# EXERCISE BRIEF
Gather every line holding the string "والجوابر".

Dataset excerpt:
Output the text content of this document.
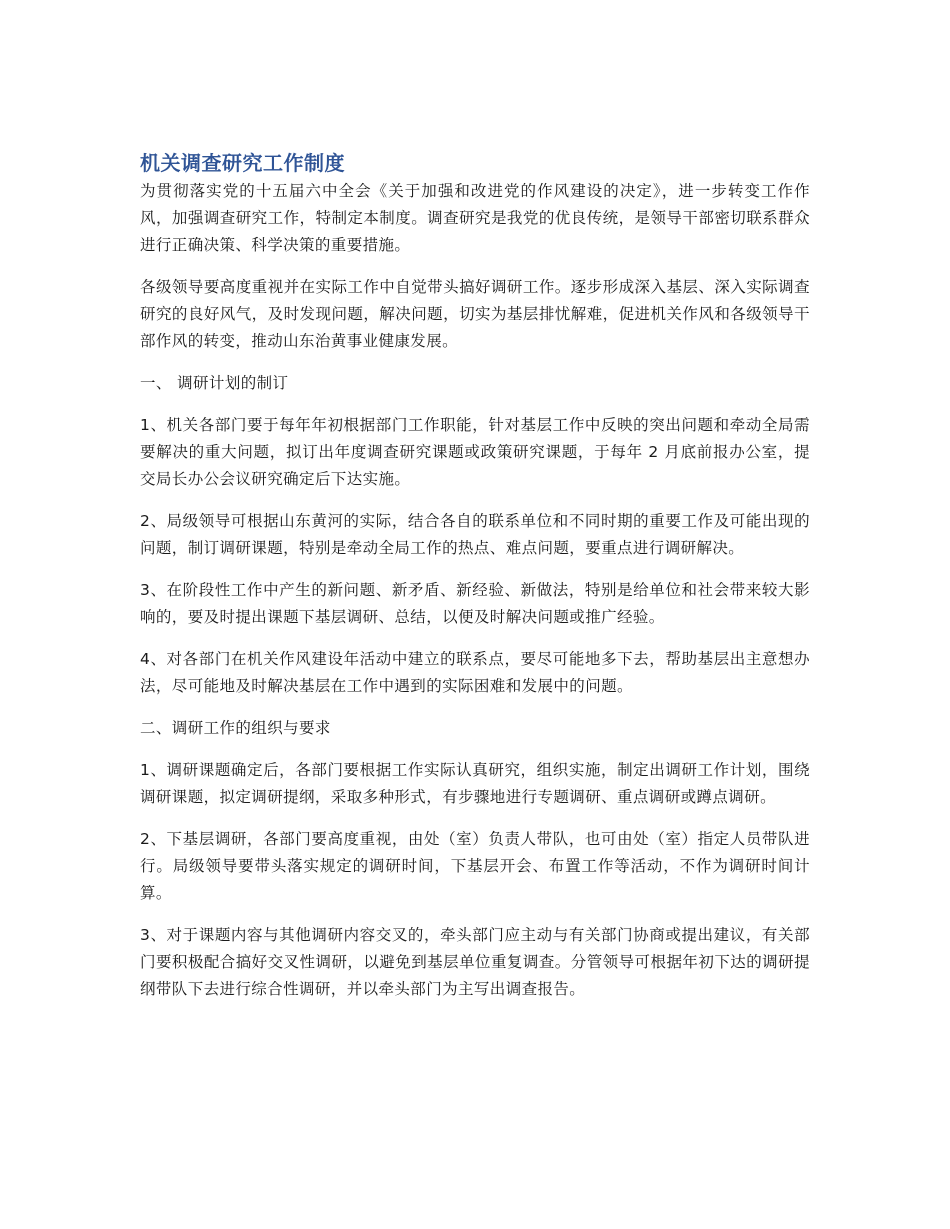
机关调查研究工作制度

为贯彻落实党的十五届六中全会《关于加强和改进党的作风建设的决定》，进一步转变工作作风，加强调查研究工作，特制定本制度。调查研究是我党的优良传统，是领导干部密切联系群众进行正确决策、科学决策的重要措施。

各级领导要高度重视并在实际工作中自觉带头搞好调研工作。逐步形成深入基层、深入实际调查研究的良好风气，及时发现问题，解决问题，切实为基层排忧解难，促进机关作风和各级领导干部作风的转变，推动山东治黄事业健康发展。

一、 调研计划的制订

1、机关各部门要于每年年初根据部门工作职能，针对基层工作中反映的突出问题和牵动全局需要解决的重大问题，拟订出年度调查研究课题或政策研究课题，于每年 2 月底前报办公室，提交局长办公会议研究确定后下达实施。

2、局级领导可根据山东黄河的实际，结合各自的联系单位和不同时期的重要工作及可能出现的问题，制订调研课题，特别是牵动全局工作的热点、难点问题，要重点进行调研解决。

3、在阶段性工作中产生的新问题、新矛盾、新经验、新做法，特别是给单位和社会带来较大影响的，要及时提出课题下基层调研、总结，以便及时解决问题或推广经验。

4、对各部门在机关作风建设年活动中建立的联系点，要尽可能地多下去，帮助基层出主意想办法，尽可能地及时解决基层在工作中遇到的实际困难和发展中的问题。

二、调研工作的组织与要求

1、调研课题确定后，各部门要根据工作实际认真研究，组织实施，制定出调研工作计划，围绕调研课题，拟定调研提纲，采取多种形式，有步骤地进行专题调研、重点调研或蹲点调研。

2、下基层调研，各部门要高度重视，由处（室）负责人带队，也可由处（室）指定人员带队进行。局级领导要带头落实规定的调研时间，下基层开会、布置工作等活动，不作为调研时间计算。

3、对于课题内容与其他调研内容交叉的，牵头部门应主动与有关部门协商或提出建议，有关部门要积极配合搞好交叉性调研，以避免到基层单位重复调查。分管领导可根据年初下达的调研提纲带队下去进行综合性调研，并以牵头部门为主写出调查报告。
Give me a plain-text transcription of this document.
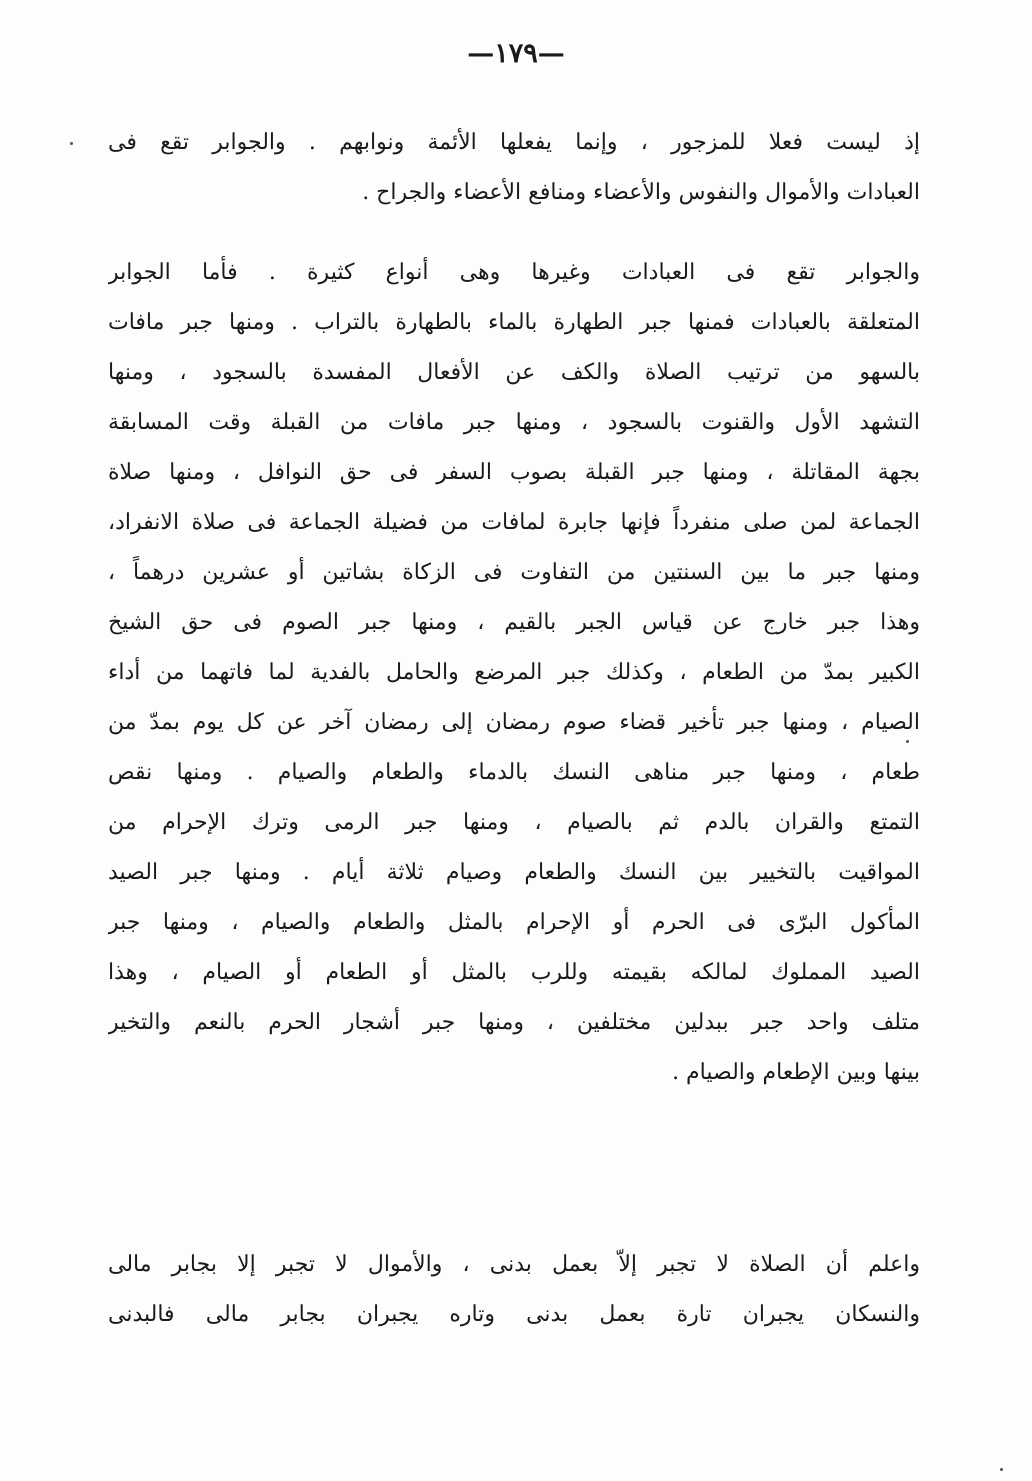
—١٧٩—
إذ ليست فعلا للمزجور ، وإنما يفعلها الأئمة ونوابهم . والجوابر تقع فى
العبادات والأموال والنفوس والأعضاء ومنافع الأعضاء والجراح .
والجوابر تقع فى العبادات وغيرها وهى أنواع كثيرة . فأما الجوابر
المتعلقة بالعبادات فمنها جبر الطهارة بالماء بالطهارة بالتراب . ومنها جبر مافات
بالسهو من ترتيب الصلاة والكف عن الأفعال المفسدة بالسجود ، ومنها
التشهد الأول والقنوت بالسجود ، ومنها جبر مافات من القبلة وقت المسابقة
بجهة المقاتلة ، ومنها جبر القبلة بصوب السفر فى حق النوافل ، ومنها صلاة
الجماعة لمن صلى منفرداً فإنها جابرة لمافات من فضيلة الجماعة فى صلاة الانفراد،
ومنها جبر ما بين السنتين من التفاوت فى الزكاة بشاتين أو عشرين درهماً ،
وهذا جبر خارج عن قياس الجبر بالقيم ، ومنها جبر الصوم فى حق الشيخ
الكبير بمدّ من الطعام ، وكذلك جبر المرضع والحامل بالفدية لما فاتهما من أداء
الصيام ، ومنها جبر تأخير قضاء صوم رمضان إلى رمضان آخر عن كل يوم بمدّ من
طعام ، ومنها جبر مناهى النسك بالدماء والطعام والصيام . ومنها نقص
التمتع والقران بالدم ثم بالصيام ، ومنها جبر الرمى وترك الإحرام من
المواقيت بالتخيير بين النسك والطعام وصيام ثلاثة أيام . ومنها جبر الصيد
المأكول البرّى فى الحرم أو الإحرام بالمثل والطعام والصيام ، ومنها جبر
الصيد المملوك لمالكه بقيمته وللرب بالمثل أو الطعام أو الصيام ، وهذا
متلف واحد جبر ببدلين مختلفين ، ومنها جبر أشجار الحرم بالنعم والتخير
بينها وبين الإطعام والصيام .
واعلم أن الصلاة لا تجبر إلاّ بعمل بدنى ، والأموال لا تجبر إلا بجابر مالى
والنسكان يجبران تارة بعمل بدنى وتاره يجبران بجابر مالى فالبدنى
==
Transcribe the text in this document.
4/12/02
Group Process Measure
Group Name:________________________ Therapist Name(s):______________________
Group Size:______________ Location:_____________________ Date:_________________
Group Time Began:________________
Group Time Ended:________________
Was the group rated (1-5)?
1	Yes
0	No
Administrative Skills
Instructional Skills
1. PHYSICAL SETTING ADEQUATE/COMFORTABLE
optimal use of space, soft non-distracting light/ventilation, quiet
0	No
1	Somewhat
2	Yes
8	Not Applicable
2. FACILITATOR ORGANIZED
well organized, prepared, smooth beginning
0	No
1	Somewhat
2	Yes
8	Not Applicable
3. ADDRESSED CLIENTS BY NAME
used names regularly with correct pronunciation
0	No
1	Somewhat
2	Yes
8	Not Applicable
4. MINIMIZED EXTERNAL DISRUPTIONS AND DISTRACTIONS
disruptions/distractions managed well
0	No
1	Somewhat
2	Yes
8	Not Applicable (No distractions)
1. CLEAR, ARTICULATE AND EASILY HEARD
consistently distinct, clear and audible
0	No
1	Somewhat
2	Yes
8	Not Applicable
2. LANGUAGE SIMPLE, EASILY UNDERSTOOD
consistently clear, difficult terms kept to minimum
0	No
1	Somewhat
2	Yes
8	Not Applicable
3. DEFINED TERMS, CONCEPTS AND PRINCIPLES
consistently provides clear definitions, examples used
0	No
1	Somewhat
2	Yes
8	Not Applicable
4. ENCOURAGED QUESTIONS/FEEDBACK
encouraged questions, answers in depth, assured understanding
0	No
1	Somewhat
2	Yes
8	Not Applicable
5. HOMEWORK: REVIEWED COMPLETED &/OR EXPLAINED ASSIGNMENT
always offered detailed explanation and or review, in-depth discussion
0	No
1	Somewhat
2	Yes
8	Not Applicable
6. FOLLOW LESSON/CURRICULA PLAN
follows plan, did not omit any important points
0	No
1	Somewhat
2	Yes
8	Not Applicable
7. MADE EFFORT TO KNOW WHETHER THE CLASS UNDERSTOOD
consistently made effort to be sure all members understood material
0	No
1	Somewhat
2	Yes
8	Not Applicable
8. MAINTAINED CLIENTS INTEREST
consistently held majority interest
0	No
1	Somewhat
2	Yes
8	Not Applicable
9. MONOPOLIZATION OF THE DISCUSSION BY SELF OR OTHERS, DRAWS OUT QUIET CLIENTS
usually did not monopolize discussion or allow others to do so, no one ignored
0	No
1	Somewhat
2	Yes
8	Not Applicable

# TASK OUTPUT
إذ ليست فعلا للمزجور ، وإنما يفعلها الأئمة ونوابهم . والجوابر تقع فى
والجوابر تقع فى العبادات وغيرها وهى أنواع كثيرة . فأما الجوابر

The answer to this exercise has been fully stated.